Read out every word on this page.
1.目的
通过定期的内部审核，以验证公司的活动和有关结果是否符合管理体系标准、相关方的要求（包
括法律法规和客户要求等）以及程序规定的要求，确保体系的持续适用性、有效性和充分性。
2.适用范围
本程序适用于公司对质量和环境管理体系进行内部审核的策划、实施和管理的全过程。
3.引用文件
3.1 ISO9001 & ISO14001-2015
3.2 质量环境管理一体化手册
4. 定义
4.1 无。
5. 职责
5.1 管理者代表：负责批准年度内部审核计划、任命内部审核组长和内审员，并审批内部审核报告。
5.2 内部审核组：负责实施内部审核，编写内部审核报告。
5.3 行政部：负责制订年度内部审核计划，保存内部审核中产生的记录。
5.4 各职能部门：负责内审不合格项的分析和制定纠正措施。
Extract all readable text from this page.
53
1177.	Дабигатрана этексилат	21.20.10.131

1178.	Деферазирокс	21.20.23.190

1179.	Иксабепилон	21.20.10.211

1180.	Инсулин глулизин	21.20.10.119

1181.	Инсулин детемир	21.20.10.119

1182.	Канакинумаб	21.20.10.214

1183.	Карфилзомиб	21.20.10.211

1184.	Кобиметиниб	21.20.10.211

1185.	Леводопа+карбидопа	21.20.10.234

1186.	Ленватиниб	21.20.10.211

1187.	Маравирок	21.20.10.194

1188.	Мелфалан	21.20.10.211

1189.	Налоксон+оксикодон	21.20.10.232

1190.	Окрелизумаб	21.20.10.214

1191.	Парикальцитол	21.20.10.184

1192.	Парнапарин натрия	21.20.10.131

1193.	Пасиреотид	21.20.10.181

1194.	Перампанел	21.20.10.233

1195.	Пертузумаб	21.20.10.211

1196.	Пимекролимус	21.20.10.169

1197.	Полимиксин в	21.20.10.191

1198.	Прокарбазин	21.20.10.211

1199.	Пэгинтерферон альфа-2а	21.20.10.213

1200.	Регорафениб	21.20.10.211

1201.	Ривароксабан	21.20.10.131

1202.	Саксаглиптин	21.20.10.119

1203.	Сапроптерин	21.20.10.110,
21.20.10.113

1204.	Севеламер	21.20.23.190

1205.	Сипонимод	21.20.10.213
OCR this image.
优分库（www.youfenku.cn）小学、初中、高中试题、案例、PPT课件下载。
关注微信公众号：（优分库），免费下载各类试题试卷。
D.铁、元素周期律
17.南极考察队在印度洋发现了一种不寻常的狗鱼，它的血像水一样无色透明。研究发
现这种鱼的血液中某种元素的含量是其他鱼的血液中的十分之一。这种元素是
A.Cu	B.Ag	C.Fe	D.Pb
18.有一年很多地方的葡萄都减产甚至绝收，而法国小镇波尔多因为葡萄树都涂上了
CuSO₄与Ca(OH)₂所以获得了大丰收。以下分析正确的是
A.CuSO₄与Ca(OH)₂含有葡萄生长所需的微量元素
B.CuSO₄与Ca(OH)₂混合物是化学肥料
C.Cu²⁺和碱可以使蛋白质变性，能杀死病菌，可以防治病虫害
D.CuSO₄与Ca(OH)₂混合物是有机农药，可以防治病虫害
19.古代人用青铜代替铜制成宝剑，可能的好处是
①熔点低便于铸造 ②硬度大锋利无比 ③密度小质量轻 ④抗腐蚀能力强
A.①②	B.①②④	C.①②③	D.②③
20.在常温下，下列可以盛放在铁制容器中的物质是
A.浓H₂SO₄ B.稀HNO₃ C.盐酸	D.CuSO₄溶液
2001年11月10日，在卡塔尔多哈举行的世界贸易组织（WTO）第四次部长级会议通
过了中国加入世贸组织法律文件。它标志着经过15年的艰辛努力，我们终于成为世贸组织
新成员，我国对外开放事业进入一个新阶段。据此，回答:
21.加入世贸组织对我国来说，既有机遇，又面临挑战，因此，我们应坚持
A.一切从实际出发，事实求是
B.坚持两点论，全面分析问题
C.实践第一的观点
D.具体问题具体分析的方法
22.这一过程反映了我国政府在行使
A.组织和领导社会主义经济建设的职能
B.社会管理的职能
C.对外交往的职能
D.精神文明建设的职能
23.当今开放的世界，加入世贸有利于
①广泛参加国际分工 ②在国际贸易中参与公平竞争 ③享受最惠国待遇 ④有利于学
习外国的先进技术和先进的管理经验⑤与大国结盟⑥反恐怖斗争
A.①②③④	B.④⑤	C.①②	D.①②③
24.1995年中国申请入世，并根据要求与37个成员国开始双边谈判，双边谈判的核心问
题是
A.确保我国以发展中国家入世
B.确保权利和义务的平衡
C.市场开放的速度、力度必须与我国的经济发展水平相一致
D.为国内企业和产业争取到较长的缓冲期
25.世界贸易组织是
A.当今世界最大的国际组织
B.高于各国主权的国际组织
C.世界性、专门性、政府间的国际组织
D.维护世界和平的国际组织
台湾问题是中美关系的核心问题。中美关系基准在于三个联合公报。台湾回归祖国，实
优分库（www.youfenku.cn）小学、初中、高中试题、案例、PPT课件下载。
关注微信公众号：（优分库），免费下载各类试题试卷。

++++

▶ _Brief_:
Copy every line above in which the string "Инсулин" shows up.

▶ _Written reply_:
1180.	Инсулин глулизин	21.20.10.119
1181.	Инсулин детемир	21.20.10.119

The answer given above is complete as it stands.